** Begin **
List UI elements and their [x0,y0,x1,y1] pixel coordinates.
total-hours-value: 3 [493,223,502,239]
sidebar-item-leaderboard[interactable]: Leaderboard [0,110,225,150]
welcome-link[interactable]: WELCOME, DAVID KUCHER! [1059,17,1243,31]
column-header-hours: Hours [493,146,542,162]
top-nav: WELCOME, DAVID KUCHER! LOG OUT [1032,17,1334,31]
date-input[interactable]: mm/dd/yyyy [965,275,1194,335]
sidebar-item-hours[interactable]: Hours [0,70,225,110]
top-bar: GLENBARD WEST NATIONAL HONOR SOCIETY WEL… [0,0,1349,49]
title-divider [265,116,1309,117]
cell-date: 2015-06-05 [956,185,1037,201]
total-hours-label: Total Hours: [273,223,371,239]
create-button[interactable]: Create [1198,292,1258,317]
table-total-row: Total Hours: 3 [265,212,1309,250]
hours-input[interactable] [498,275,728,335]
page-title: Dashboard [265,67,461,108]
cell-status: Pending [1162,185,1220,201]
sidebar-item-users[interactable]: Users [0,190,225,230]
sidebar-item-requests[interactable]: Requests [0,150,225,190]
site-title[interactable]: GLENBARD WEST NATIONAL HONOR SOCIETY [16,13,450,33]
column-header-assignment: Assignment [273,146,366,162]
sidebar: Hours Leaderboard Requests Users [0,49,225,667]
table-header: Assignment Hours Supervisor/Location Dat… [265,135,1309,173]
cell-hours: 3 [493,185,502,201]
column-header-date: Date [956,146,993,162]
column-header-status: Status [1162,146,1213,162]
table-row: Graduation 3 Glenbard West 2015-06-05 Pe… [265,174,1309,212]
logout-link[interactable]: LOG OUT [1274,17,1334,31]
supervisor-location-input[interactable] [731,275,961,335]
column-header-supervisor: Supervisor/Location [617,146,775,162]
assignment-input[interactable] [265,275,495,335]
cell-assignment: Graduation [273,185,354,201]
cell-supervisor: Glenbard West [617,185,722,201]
** End **
## REQUIRED WORK
Reproduce the lines from the start of the records up to and including the line with "create-button[interactable]: Create [1198,292,1258,317]", character for character.

## EXPECTED ANSWER
List UI elements and their [x0,y0,x1,y1] pixel coordinates.
total-hours-value: 3 [493,223,502,239]
sidebar-item-leaderboard[interactable]: Leaderboard [0,110,225,150]
welcome-link[interactable]: WELCOME, DAVID KUCHER! [1059,17,1243,31]
column-header-hours: Hours [493,146,542,162]
top-nav: WELCOME, DAVID KUCHER! LOG OUT [1032,17,1334,31]
date-input[interactable]: mm/dd/yyyy [965,275,1194,335]
sidebar-item-hours[interactable]: Hours [0,70,225,110]
top-bar: GLENBARD WEST NATIONAL HONOR SOCIETY WEL… [0,0,1349,49]
title-divider [265,116,1309,117]
cell-date: 2015-06-05 [956,185,1037,201]
total-hours-label: Total Hours: [273,223,371,239]
create-button[interactable]: Create [1198,292,1258,317]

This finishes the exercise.